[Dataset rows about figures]
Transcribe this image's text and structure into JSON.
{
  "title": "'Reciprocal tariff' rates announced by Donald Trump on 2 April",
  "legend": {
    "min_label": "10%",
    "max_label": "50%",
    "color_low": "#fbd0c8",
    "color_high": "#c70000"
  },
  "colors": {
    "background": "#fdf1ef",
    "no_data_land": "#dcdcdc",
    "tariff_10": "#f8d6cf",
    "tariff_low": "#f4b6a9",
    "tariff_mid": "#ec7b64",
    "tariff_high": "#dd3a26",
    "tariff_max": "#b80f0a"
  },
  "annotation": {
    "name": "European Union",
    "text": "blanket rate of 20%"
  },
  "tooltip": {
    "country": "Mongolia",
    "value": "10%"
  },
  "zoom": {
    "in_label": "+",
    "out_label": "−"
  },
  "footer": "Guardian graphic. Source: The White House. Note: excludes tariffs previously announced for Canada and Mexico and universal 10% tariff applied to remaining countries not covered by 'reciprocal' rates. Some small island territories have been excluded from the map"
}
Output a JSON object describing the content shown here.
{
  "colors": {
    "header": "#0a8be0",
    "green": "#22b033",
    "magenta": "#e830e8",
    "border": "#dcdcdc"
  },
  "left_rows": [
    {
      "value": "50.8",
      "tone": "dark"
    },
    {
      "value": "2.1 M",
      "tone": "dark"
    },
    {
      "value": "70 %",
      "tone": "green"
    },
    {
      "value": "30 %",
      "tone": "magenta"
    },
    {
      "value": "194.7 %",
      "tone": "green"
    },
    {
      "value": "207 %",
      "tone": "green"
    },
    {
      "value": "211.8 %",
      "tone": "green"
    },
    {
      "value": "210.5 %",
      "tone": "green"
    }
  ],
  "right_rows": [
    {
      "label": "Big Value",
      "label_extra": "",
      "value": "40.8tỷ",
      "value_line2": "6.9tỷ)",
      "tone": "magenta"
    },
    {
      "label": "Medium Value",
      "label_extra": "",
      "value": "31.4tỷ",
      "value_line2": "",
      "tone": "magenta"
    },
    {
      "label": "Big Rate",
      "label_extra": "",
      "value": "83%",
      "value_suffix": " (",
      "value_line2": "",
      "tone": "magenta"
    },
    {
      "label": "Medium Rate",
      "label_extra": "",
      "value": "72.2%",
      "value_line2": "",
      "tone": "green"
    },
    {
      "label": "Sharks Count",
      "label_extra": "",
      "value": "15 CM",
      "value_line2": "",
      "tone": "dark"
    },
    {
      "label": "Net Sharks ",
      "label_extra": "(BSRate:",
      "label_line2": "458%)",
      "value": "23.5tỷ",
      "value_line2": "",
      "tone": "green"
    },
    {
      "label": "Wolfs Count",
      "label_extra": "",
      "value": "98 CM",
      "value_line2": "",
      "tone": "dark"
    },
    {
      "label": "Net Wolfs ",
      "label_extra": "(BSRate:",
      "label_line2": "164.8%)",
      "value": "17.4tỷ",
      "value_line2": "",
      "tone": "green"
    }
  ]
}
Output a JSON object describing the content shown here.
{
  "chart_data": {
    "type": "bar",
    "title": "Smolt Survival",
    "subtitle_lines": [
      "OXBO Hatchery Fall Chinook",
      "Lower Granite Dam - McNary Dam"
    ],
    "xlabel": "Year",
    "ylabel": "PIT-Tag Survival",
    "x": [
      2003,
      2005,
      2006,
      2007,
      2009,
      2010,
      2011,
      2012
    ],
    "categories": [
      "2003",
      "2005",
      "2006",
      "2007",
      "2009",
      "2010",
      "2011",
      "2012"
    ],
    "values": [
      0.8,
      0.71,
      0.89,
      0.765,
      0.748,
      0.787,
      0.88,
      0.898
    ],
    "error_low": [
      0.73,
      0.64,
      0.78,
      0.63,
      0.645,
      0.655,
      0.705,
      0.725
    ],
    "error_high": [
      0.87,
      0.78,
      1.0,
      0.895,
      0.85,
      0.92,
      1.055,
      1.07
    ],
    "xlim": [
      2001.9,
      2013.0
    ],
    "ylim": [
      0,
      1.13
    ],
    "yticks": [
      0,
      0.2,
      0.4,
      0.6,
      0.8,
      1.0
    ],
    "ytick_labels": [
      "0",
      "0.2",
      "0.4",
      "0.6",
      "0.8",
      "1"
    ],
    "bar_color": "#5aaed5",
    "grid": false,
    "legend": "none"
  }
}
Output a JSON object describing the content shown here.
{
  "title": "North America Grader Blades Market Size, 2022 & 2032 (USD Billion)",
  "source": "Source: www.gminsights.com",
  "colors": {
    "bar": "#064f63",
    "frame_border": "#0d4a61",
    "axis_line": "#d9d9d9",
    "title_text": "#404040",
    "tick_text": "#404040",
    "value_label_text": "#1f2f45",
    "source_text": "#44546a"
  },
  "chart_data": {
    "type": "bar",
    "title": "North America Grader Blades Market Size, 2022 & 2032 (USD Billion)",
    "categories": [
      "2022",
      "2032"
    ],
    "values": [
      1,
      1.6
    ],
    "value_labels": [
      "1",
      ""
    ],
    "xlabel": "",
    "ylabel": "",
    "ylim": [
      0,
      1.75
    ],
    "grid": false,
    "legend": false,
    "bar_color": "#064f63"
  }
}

**Prompt**. Reproduce all of the material above word for word.

**Solved exercise**.
Transcribe this image's text and structure into JSON.
{
  "title": "'Reciprocal tariff' rates announced by Donald Trump on 2 April",
  "legend": {
    "min_label": "10%",
    "max_label": "50%",
    "color_low": "#fbd0c8",
    "color_high": "#c70000"
  },
  "colors": {
    "background": "#fdf1ef",
    "no_data_land": "#dcdcdc",
    "tariff_10": "#f8d6cf",
    "tariff_low": "#f4b6a9",
    "tariff_mid": "#ec7b64",
    "tariff_high": "#dd3a26",
    "tariff_max": "#b80f0a"
  },
  "annotation": {
    "name": "European Union",
    "text": "blanket rate of 20%"
  },
  "tooltip": {
    "country": "Mongolia",
    "value": "10%"
  },
  "zoom": {
    "in_label": "+",
    "out_label": "−"
  },
  "footer": "Guardian graphic. Source: The White House. Note: excludes tariffs previously announced for Canada and Mexico and universal 10% tariff applied to remaining countries not covered by 'reciprocal' rates. Some small island territories have been excluded from the map"
}
Output a JSON object describing the content shown here.
{
  "colors": {
    "header": "#0a8be0",
    "green": "#22b033",
    "magenta": "#e830e8",
    "border": "#dcdcdc"
  },
  "left_rows": [
    {
      "value": "50.8",
      "tone": "dark"
    },
    {
      "value": "2.1 M",
      "tone": "dark"
    },
    {
      "value": "70 %",
      "tone": "green"
    },
    {
      "value": "30 %",
      "tone": "magenta"
    },
    {
      "value": "194.7 %",
      "tone": "green"
    },
    {
      "value": "207 %",
      "tone": "green"
    },
    {
      "value": "211.8 %",
      "tone": "green"
    },
    {
      "value": "210.5 %",
      "tone": "green"
    }
  ],
  "right_rows": [
    {
      "label": "Big Value",
      "label_extra": "",
      "value": "40.8tỷ",
      "value_line2": "6.9tỷ)",
      "tone": "magenta"
    },
    {
      "label": "Medium Value",
      "label_extra": "",
      "value": "31.4tỷ",
      "value_line2": "",
      "tone": "magenta"
    },
    {
      "label": "Big Rate",
      "label_extra": "",
      "value": "83%",
      "value_suffix": " (",
      "value_line2": "",
      "tone": "magenta"
    },
    {
      "label": "Medium Rate",
      "label_extra": "",
      "value": "72.2%",
      "value_line2": "",
      "tone": "green"
    },
    {
      "label": "Sharks Count",
      "label_extra": "",
      "value": "15 CM",
      "value_line2": "",
      "tone": "dark"
    },
    {
      "label": "Net Sharks ",
      "label_extra": "(BSRate:",
      "label_line2": "458%)",
      "value": "23.5tỷ",
      "value_line2": "",
      "tone": "green"
    },
    {
      "label": "Wolfs Count",
      "label_extra": "",
      "value": "98 CM",
      "value_line2": "",
      "tone": "dark"
    },
    {
      "label": "Net Wolfs ",
      "label_extra": "(BSRate:",
      "label_line2": "164.8%)",
      "value": "17.4tỷ",
      "value_line2": "",
      "tone": "green"
    }
  ]
}
Output a JSON object describing the content shown here.
{
  "chart_data": {
    "type": "bar",
    "title": "Smolt Survival",
    "subtitle_lines": [
      "OXBO Hatchery Fall Chinook",
      "Lower Granite Dam - McNary Dam"
    ],
    "xlabel": "Year",
    "ylabel": "PIT-Tag Survival",
    "x": [
      2003,
      2005,
      2006,
      2007,
      2009,
      2010,
      2011,
      2012
    ],
    "categories": [
      "2003",
      "2005",
      "2006",
      "2007",
      "2009",
      "2010",
      "2011",
      "2012"
    ],
    "values": [
      0.8,
      0.71,
      0.89,
      0.765,
      0.748,
      0.787,
      0.88,
      0.898
    ],
    "error_low": [
      0.73,
      0.64,
      0.78,
      0.63,
      0.645,
      0.655,
      0.705,
      0.725
    ],
    "error_high": [
      0.87,
      0.78,
      1.0,
      0.895,
      0.85,
      0.92,
      1.055,
      1.07
    ],
    "xlim": [
      2001.9,
      2013.0
    ],
    "ylim": [
      0,
      1.13
    ],
    "yticks": [
      0,
      0.2,
      0.4,
      0.6,
      0.8,
      1.0
    ],
    "ytick_labels": [
      "0",
      "0.2",
      "0.4",
      "0.6",
      "0.8",
      "1"
    ],
    "bar_color": "#5aaed5",
    "grid": false,
    "legend": "none"
  }
}
Output a JSON object describing the content shown here.
{
  "title": "North America Grader Blades Market Size, 2022 & 2032 (USD Billion)",
  "source": "Source: www.gminsights.com",
  "colors": {
    "bar": "#064f63",
    "frame_border": "#0d4a61",
    "axis_line": "#d9d9d9",
    "title_text": "#404040",
    "tick_text": "#404040",
    "value_label_text": "#1f2f45",
    "source_text": "#44546a"
  },
  "chart_data": {
    "type": "bar",
    "title": "North America Grader Blades Market Size, 2022 & 2032 (USD Billion)",
    "categories": [
      "2022",
      "2032"
    ],
    "values": [
      1,
      1.6
    ],
    "value_labels": [
      "1",
      ""
    ],
    "xlabel": "",
    "ylabel": "",
    "ylim": [
      0,
      1.75
    ],
    "grid": false,
    "legend": false,
    "bar_color": "#064f63"
  }
}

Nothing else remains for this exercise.